- _Problem description_
Return the listing below unchanged, minus its pictures.

- _Material to process_
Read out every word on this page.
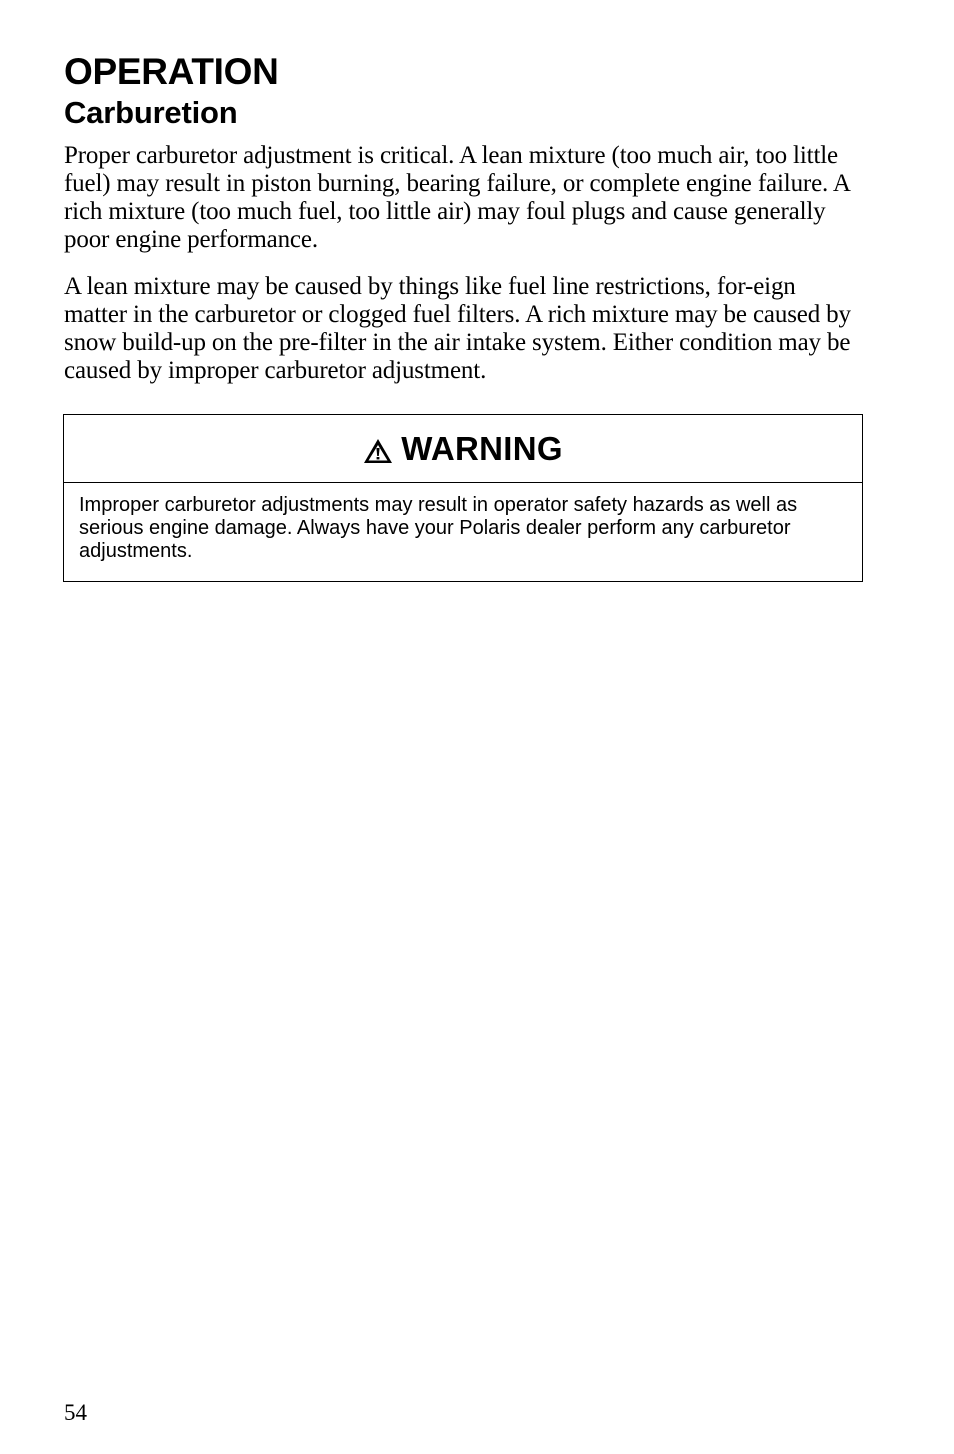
OPERATION
Carburetion

Proper carburetor adjustment is critical. A lean mixture (too much air, too little fuel) may result in piston burning, bearing failure, or complete engine failure. A rich mixture (too much fuel, too little air) may foul plugs and cause generally poor engine performance.

A lean mixture may be caused by things like fuel line restrictions, for-eign matter in the carburetor or clogged fuel filters. A rich mixture may be caused by snow build-up on the pre-filter in the air intake system. Either condition may be caused by improper carburetor adjustment.

WARNING

Improper carburetor adjustments may result in operator safety hazards as well as serious engine damage. Always have your Polaris dealer perform any carburetor adjustments.

54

- _Answer below_
Read out every word on this page.
OPERATION
Carburetion

Proper carburetor adjustment is critical. A lean mixture (too much air, too little fuel) may result in piston burning, bearing failure, or complete engine failure. A rich mixture (too much fuel, too little air) may foul plugs and cause generally poor engine performance.

A lean mixture may be caused by things like fuel line restrictions, for-eign matter in the carburetor or clogged fuel filters. A rich mixture may be caused by snow build-up on the pre-filter in the air intake system. Either condition may be caused by improper carburetor adjustment.

WARNING

Improper carburetor adjustments may result in operator safety hazards as well as serious engine damage. Always have your Polaris dealer perform any carburetor adjustments.

54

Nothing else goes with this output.